* **Exercise brief**
Find each line with the string "value" and report it.
>> BEGIN Supplied information
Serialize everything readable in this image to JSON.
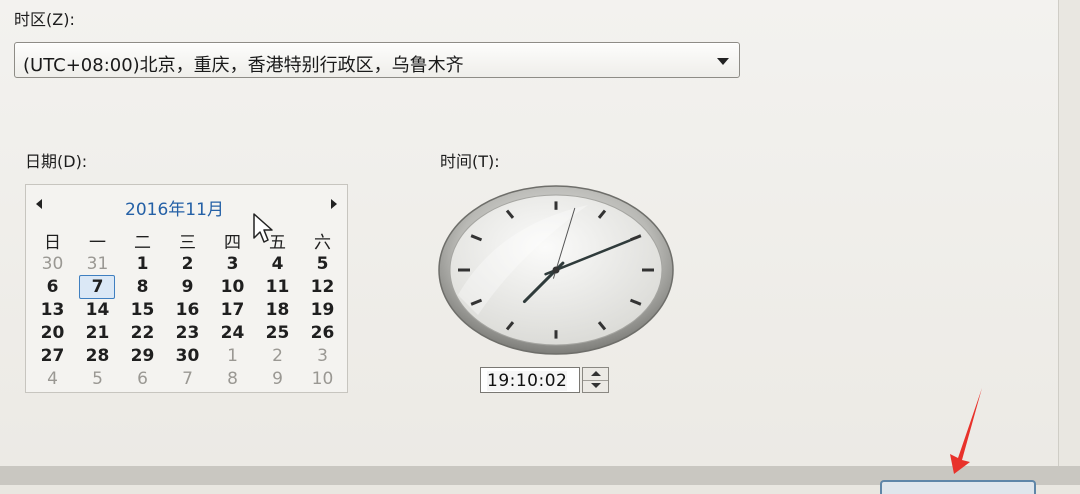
{
  "timezone": {
    "label": "时区(Z):",
    "value": "(UTC+08:00)北京，重庆，香港特别行政区，乌鲁木齐"
  },
  "date": {
    "label": "日期(D):",
    "month_title": "2016年11月",
    "weekdays": [
      "日",
      "一",
      "二",
      "三",
      "四",
      "五",
      "六"
    ],
    "weeks": [
      [
        {
          "d": "30",
          "muted": true
        },
        {
          "d": "31",
          "muted": true
        },
        {
          "d": "1"
        },
        {
          "d": "2"
        },
        {
          "d": "3"
        },
        {
          "d": "4"
        },
        {
          "d": "5"
        }
      ],
      [
        {
          "d": "6"
        },
        {
          "d": "7",
          "selected": true
        },
        {
          "d": "8"
        },
        {
          "d": "9"
        },
        {
          "d": "10"
        },
        {
          "d": "11"
        },
        {
          "d": "12"
        }
      ],
      [
        {
          "d": "13"
        },
        {
          "d": "14"
        },
        {
          "d": "15"
        },
        {
          "d": "16"
        },
        {
          "d": "17"
        },
        {
          "d": "18"
        },
        {
          "d": "19"
        }
      ],
      [
        {
          "d": "20"
        },
        {
          "d": "21"
        },
        {
          "d": "22"
        },
        {
          "d": "23"
        },
        {
          "d": "24"
        },
        {
          "d": "25"
        },
        {
          "d": "26"
        }
      ],
      [
        {
          "d": "27"
        },
        {
          "d": "28"
        },
        {
          "d": "29"
        },
        {
          "d": "30"
        },
        {
          "d": "1",
          "muted": true
        },
        {
          "d": "2",
          "muted": true
        },
        {
          "d": "3",
          "muted": true
        }
      ],
      [
        {
          "d": "4",
          "muted": true
        },
        {
          "d": "5",
          "muted": true
        },
        {
          "d": "6",
          "muted": true
        },
        {
          "d": "7",
          "muted": true
        },
        {
          "d": "8",
          "muted": true
        },
        {
          "d": "9",
          "muted": true
        },
        {
          "d": "10",
          "muted": true
        }
      ]
    ]
  },
  "time": {
    "label": "时间(T):",
    "value": "19:10:02",
    "hour": 19,
    "minute": 10,
    "second": 2
  },
  "colors": {
    "month_title": "#2460a6",
    "selection_border": "#3f7fc0",
    "annotation_arrow": "#e8322b"
  }
}
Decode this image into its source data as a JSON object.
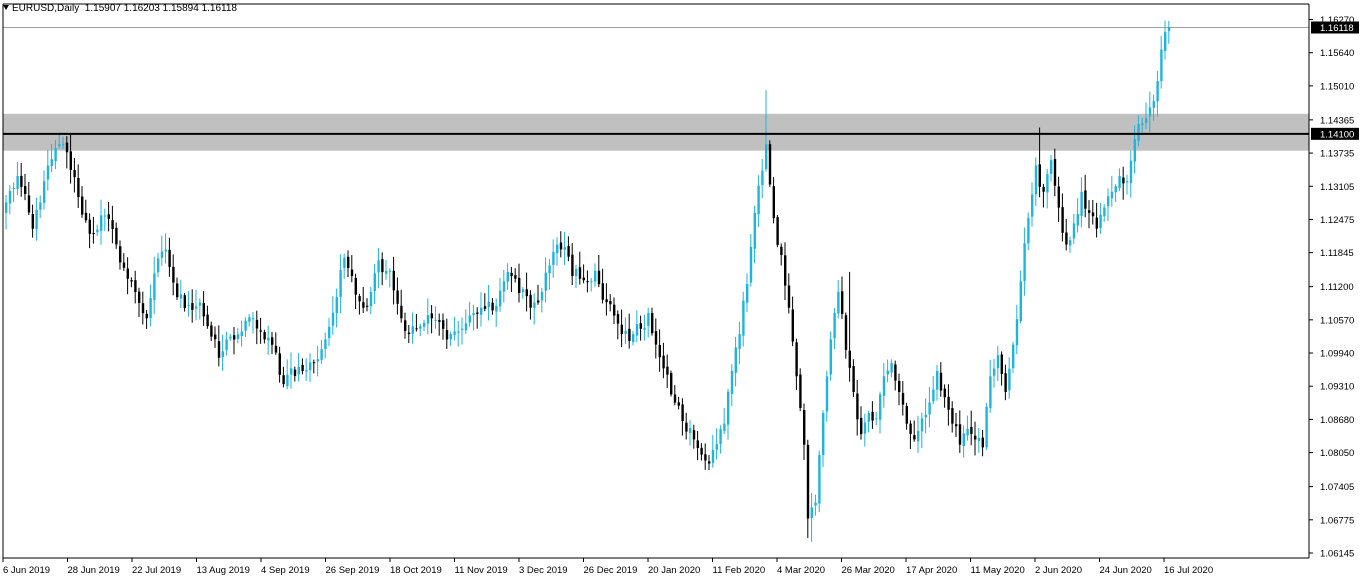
{
  "header": {
    "symbol": "EURUSD,Daily",
    "ohlc": "1.15907 1.16203 1.15894 1.16118"
  },
  "colors": {
    "bull": "#1eb4dc",
    "bear": "#000000",
    "zone": "#c0c0c0",
    "level_line": "#000000",
    "current_line": "#808080",
    "axis": "#000000"
  },
  "chart_data": {
    "type": "candlestick",
    "ylim": [
      1.0605,
      1.1645
    ],
    "y_ticks": [
      "1.16270",
      "1.15640",
      "1.15010",
      "1.14365",
      "1.13735",
      "1.13105",
      "1.12475",
      "1.11845",
      "1.11200",
      "1.10570",
      "1.09940",
      "1.09310",
      "1.08680",
      "1.08050",
      "1.07405",
      "1.06775",
      "1.06145"
    ],
    "x_ticks": [
      "6 Jun 2019",
      "28 Jun 2019",
      "22 Jul 2019",
      "13 Aug 2019",
      "4 Sep 2019",
      "26 Sep 2019",
      "18 Oct 2019",
      "11 Nov 2019",
      "3 Dec 2019",
      "26 Dec 2019",
      "20 Jan 2020",
      "11 Feb 2020",
      "4 Mar 2020",
      "26 Mar 2020",
      "17 Apr 2020",
      "11 May 2020",
      "2 Jun 2020",
      "24 Jun 2020",
      "16 Jul 2020"
    ],
    "current_price": {
      "value": 1.16118,
      "label": "1.16118"
    },
    "horizontal_level": {
      "value": 1.141,
      "label": "1.14100"
    },
    "zone": {
      "from": 1.1378,
      "to": 1.1448
    },
    "close_anchors": [
      [
        0,
        1.128
      ],
      [
        3,
        1.133
      ],
      [
        7,
        1.123
      ],
      [
        10,
        1.132
      ],
      [
        14,
        1.139
      ],
      [
        16,
        1.1375
      ],
      [
        19,
        1.129
      ],
      [
        22,
        1.122
      ],
      [
        26,
        1.1255
      ],
      [
        29,
        1.12
      ],
      [
        32,
        1.1135
      ],
      [
        34,
        1.111
      ],
      [
        37,
        1.106
      ],
      [
        39,
        1.1145
      ],
      [
        42,
        1.119
      ],
      [
        45,
        1.11
      ],
      [
        48,
        1.1085
      ],
      [
        51,
        1.109
      ],
      [
        53,
        1.1045
      ],
      [
        56,
        1.0985
      ],
      [
        59,
        1.1025
      ],
      [
        62,
        1.1035
      ],
      [
        65,
        1.106
      ],
      [
        68,
        1.102
      ],
      [
        71,
        1.0995
      ],
      [
        73,
        1.0935
      ],
      [
        75,
        1.0965
      ],
      [
        78,
        1.096
      ],
      [
        81,
        1.0975
      ],
      [
        84,
        1.102
      ],
      [
        87,
        1.11
      ],
      [
        89,
        1.1175
      ],
      [
        91,
        1.114
      ],
      [
        94,
        1.108
      ],
      [
        96,
        1.111
      ],
      [
        98,
        1.117
      ],
      [
        101,
        1.115
      ],
      [
        104,
        1.106
      ],
      [
        106,
        1.103
      ],
      [
        109,
        1.1045
      ],
      [
        112,
        1.106
      ],
      [
        115,
        1.104
      ],
      [
        117,
        1.103
      ],
      [
        120,
        1.104
      ],
      [
        123,
        1.107
      ],
      [
        125,
        1.108
      ],
      [
        128,
        1.1075
      ],
      [
        131,
        1.113
      ],
      [
        133,
        1.114
      ],
      [
        136,
        1.1115
      ],
      [
        138,
        1.108
      ],
      [
        140,
        1.109
      ],
      [
        143,
        1.116
      ],
      [
        145,
        1.12
      ],
      [
        147,
        1.1195
      ],
      [
        149,
        1.114
      ],
      [
        151,
        1.1135
      ],
      [
        153,
        1.113
      ],
      [
        155,
        1.115
      ],
      [
        157,
        1.1095
      ],
      [
        160,
        1.1065
      ],
      [
        162,
        1.103
      ],
      [
        165,
        1.103
      ],
      [
        167,
        1.104
      ],
      [
        169,
        1.107
      ],
      [
        171,
        1.101
      ],
      [
        173,
        1.0965
      ],
      [
        176,
        1.09
      ],
      [
        178,
        1.0865
      ],
      [
        181,
        1.083
      ],
      [
        184,
        1.079
      ],
      [
        186,
        1.081
      ],
      [
        189,
        1.086
      ],
      [
        191,
        1.096
      ],
      [
        193,
        1.103
      ],
      [
        195,
        1.1125
      ],
      [
        197,
        1.126
      ],
      [
        199,
        1.134
      ],
      [
        200,
        1.139
      ],
      [
        202,
        1.125
      ],
      [
        204,
        1.118
      ],
      [
        206,
        1.108
      ],
      [
        208,
        1.095
      ],
      [
        210,
        1.082
      ],
      [
        211,
        1.068
      ],
      [
        213,
        1.071
      ],
      [
        215,
        1.088
      ],
      [
        217,
        1.102
      ],
      [
        219,
        1.111
      ],
      [
        221,
        1.1
      ],
      [
        223,
        1.092
      ],
      [
        225,
        1.084
      ],
      [
        227,
        1.088
      ],
      [
        229,
        1.087
      ],
      [
        231,
        1.095
      ],
      [
        233,
        1.0975
      ],
      [
        235,
        1.092
      ],
      [
        237,
        1.086
      ],
      [
        239,
        1.083
      ],
      [
        241,
        1.087
      ],
      [
        243,
        1.09
      ],
      [
        245,
        1.096
      ],
      [
        247,
        1.091
      ],
      [
        249,
        1.086
      ],
      [
        251,
        1.082
      ],
      [
        253,
        1.085
      ],
      [
        255,
        1.083
      ],
      [
        257,
        1.0815
      ],
      [
        259,
        1.095
      ],
      [
        261,
        1.099
      ],
      [
        263,
        1.092
      ],
      [
        265,
        1.101
      ],
      [
        267,
        1.113
      ],
      [
        269,
        1.125
      ],
      [
        271,
        1.135
      ],
      [
        273,
        1.13
      ],
      [
        275,
        1.136
      ],
      [
        277,
        1.127
      ],
      [
        279,
        1.12
      ],
      [
        281,
        1.124
      ],
      [
        283,
        1.13
      ],
      [
        285,
        1.126
      ],
      [
        287,
        1.123
      ],
      [
        289,
        1.127
      ],
      [
        291,
        1.13
      ],
      [
        293,
        1.133
      ],
      [
        295,
        1.132
      ],
      [
        297,
        1.14
      ],
      [
        299,
        1.143
      ],
      [
        301,
        1.146
      ],
      [
        303,
        1.151
      ],
      [
        304,
        1.157
      ],
      [
        306,
        1.1612
      ]
    ],
    "high_marks": [
      [
        14,
        1.1412
      ],
      [
        200,
        1.1493
      ],
      [
        211,
        1.0643
      ],
      [
        212,
        1.0636
      ],
      [
        222,
        1.1148
      ],
      [
        272,
        1.1422
      ],
      [
        298,
        1.1445
      ],
      [
        305,
        1.1625
      ]
    ]
  }
}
>> END Supplied information
* **The output**
    "value": "(UTC+08:00)北京，重庆，香港特别行政区，乌鲁木齐"
    "value": "19:10:02",
      "value": 1.16118,
      "value": 1.141,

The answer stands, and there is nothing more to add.